There was also a tweet noting he had made history because every state in the nation is under presidential disaster declarations: "For the first time in history there is a fully signed Presidential Disaster Declaration for all 50 States. We are winning, and will win, the war on the Invisible Enemy!"

And there was a curious retweet of a supporter's message that ended with "Time to #FireFauci..."

Janison: Can't stay a world apart

The nationalism-versus-globalism debate has proved fairly useless in this enormous emergency, writes Newsday's Dan Janison.

Despite "America first" rhetoric, the Trump administration takes cues from abroad. The crisis in the oil markets is one example, with the U.S. lining up Russia and Saudi Arabia to agree to restrain production in the face of the shock drop in demand.

The World Health Organization is pointed to as a culprit in delayed reporting of China's outbreak, but Trump, still thinking about trade deals, shies away from personally criticizing China's President Xi Jinping.

==*==

Can you pick up the news roundup on Trump and the pandemic after its last sentence and keep writing it?

-- Document structure recognition rows --
==*==

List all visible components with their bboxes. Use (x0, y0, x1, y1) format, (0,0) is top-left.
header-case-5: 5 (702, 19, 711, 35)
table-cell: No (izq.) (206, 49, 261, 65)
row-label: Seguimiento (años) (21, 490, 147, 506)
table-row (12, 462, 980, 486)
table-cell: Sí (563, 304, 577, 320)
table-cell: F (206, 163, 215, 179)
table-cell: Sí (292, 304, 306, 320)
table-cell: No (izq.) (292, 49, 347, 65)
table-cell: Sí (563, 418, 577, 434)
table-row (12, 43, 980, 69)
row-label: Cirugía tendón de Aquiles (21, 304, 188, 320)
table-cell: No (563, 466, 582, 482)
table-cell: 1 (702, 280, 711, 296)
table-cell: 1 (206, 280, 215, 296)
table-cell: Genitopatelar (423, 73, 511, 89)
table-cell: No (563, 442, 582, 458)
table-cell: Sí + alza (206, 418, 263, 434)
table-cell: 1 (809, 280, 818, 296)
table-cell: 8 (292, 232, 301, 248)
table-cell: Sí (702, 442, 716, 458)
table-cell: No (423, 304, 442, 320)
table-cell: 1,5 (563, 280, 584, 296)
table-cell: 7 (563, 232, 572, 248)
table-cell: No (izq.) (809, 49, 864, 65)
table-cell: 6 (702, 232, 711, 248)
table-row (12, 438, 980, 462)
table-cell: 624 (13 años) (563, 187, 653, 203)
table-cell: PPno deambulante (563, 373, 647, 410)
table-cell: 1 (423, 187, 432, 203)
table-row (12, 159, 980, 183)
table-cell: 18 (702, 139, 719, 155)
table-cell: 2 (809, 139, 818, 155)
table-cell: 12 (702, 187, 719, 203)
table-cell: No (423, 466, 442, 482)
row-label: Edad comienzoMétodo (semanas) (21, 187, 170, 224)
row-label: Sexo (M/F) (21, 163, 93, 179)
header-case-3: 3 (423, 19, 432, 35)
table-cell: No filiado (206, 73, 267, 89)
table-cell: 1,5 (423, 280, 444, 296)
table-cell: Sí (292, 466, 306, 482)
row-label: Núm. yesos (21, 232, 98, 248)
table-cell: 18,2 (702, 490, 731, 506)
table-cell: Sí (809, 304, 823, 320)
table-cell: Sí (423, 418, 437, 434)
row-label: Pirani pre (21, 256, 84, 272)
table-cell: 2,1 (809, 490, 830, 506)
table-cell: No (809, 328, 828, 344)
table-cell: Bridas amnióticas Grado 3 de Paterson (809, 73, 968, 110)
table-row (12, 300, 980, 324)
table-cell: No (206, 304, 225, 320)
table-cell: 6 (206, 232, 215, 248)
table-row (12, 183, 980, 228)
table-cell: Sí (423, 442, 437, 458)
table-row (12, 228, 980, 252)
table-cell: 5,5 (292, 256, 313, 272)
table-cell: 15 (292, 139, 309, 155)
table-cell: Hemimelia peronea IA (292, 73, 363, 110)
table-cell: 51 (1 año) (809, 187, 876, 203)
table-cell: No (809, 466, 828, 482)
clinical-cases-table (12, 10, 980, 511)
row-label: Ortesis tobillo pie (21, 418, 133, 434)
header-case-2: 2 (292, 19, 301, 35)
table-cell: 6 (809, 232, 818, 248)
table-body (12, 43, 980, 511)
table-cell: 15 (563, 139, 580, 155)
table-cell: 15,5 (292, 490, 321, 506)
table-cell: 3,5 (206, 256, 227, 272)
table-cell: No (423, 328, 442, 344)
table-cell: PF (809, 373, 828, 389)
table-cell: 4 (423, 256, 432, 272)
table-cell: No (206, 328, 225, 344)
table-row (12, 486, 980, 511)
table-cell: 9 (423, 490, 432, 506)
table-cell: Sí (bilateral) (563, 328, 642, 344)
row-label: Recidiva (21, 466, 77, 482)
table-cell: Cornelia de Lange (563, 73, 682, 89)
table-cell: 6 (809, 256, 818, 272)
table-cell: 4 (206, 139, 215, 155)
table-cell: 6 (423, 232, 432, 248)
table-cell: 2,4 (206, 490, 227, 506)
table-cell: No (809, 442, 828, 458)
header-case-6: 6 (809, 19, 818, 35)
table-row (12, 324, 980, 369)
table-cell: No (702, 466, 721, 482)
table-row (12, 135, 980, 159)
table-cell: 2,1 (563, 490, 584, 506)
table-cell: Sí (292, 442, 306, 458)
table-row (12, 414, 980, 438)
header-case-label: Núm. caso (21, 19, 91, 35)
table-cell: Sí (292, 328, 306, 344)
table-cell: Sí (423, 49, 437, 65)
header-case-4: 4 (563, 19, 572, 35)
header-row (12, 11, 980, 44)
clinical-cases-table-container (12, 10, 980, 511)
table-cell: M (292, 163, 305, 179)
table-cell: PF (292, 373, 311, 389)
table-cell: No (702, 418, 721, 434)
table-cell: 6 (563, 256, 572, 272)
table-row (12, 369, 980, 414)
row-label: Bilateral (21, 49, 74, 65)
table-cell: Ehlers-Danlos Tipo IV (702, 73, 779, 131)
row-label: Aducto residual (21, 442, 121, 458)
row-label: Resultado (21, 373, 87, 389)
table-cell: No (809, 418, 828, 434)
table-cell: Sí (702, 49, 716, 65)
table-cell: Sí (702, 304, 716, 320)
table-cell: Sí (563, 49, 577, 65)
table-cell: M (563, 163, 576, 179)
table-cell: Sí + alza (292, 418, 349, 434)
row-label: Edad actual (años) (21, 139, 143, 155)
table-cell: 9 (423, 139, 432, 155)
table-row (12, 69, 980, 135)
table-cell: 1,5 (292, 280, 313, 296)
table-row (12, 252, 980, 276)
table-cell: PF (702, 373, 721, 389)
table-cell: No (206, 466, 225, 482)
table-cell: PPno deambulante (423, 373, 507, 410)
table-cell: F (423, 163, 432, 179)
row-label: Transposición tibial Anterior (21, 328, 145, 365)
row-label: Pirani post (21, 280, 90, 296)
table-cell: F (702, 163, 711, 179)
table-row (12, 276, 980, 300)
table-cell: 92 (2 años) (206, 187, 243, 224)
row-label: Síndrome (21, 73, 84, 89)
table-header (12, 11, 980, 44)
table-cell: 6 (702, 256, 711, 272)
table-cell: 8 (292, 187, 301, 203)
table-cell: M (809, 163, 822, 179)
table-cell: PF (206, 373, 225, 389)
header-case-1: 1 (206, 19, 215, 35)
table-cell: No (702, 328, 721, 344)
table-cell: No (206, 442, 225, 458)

==*==

-- ANSWER BOX --
Americans has had to glean lessons from the contagions in Italy and South Korea. Research on vaccines and treatments, meanwhile, goes on internationally, as it must. The health threat, and its economic damage, form one massive global disaster that knows no borders.

How Biden would reopen America

Joe Biden said widespread testing availability and a drastic drop in confirmed COVID-19 cases must take precedence before America can be reopened safely.

Even then, the presumptive Democratic presidential nominee acknowledged in a New York Times op-ed published Sunday: "Reopening the right way will still not be completely safe. Public health officials will need to conduct effective disease surveillance. Hospitals need to have the staff and equipment necessary to handle any local outbreaks, and we need an improved federal system to get help to these places as needed."

Biden said it's also critical to understand what Trump got wrong.

"As we prepare to reopen America, we have to remember what this crisis has taught us: The administration’s failure to plan, to prepare, to honestly assess and communicate the threat to the nation led to catastrophic results," the former vice president wrote. "We cannot repeat those mistakes."

More news on coronavirus

See a roundup of the latest pandemic news from Long Island and beyond by Newsday's reporting staff, written by Jesse Coburn.

For a full list of Newsday's coronavirus stories, click here.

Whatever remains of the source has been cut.